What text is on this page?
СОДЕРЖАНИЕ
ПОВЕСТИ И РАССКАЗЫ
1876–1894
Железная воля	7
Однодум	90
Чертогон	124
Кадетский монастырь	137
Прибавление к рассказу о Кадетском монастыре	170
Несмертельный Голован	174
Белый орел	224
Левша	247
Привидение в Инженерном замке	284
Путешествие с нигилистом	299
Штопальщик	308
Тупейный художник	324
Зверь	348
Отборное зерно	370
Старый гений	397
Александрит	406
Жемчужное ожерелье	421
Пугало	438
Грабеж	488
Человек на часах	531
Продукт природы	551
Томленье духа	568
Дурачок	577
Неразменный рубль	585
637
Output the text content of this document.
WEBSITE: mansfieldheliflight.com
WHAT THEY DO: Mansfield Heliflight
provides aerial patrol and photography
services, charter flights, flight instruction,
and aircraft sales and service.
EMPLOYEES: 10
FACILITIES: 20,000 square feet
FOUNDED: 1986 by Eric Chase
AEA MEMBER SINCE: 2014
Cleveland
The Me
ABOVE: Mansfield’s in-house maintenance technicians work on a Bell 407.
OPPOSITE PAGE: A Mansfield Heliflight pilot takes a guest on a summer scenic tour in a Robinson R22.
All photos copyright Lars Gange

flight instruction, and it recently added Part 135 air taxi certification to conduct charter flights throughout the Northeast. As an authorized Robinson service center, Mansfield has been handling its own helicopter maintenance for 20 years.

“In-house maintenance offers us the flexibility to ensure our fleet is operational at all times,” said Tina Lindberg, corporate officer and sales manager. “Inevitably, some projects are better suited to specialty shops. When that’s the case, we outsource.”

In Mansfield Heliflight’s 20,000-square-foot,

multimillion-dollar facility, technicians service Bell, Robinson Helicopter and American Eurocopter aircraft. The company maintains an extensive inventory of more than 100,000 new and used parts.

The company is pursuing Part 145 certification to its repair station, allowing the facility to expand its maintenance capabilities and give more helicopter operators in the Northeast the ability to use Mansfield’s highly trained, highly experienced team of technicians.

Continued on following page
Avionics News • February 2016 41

# # #

### [Requirements]
Restate the whole listing exactly, leaving out nothing.

### [Result of the task]
What text is on this page?
СОДЕРЖАНИЕ
ПОВЕСТИ И РАССКАЗЫ
1876–1894
Железная воля	7
Однодум	90
Чертогон	124
Кадетский монастырь	137
Прибавление к рассказу о Кадетском монастыре	170
Несмертельный Голован	174
Белый орел	224
Левша	247
Привидение в Инженерном замке	284
Путешествие с нигилистом	299
Штопальщик	308
Тупейный художник	324
Зверь	348
Отборное зерно	370
Старый гений	397
Александрит	406
Жемчужное ожерелье	421
Пугало	438
Грабеж	488
Человек на часах	531
Продукт природы	551
Томленье духа	568
Дурачок	577
Неразменный рубль	585
637
Output the text content of this document.
WEBSITE: mansfieldheliflight.com
WHAT THEY DO: Mansfield Heliflight
provides aerial patrol and photography
services, charter flights, flight instruction,
and aircraft sales and service.
EMPLOYEES: 10
FACILITIES: 20,000 square feet
FOUNDED: 1986 by Eric Chase
AEA MEMBER SINCE: 2014
Cleveland
The Me
ABOVE: Mansfield’s in-house maintenance technicians work on a Bell 407.
OPPOSITE PAGE: A Mansfield Heliflight pilot takes a guest on a summer scenic tour in a Robinson R22.
All photos copyright Lars Gange

flight instruction, and it recently added Part 135 air taxi certification to conduct charter flights throughout the Northeast. As an authorized Robinson service center, Mansfield has been handling its own helicopter maintenance for 20 years.

“In-house maintenance offers us the flexibility to ensure our fleet is operational at all times,” said Tina Lindberg, corporate officer and sales manager. “Inevitably, some projects are better suited to specialty shops. When that’s the case, we outsource.”

In Mansfield Heliflight’s 20,000-square-foot,

multimillion-dollar facility, technicians service Bell, Robinson Helicopter and American Eurocopter aircraft. The company maintains an extensive inventory of more than 100,000 new and used parts.

The company is pursuing Part 145 certification to its repair station, allowing the facility to expand its maintenance capabilities and give more helicopter operators in the Northeast the ability to use Mansfield’s highly trained, highly experienced team of technicians.

Continued on following page
Avionics News • February 2016 41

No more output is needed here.